▸ **JOB**
Could you reproduce everything from the start of the entries below down to the line containing "menu-hamburger-icon-bar: [22, 97, 52, 99]", that line included, character for character and with nothing else?

▸ **RECORDS SUPPLIED**
## START

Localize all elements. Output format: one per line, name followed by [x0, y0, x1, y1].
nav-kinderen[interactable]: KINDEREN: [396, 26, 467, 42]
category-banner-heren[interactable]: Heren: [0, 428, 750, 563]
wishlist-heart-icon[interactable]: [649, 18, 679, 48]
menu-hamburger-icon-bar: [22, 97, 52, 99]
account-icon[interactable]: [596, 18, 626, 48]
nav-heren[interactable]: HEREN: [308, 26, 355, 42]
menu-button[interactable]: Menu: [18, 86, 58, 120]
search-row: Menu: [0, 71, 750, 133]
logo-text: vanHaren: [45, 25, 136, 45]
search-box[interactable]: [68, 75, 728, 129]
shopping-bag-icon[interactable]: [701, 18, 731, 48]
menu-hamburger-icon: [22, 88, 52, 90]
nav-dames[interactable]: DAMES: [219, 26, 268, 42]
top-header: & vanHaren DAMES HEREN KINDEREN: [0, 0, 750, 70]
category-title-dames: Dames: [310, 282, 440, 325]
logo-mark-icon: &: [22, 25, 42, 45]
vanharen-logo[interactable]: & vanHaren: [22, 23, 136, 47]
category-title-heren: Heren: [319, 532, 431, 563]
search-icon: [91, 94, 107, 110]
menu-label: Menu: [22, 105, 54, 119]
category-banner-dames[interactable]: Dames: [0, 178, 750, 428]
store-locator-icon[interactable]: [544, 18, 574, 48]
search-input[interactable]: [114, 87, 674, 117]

## END

▸ **SOLUTION FOR THIS EXERCISE**
Localize all elements. Output format: one per line, name followed by [x0, y0, x1, y1].
nav-kinderen[interactable]: KINDEREN: [396, 26, 467, 42]
category-banner-heren[interactable]: Heren: [0, 428, 750, 563]
wishlist-heart-icon[interactable]: [649, 18, 679, 48]
menu-hamburger-icon-bar: [22, 97, 52, 99]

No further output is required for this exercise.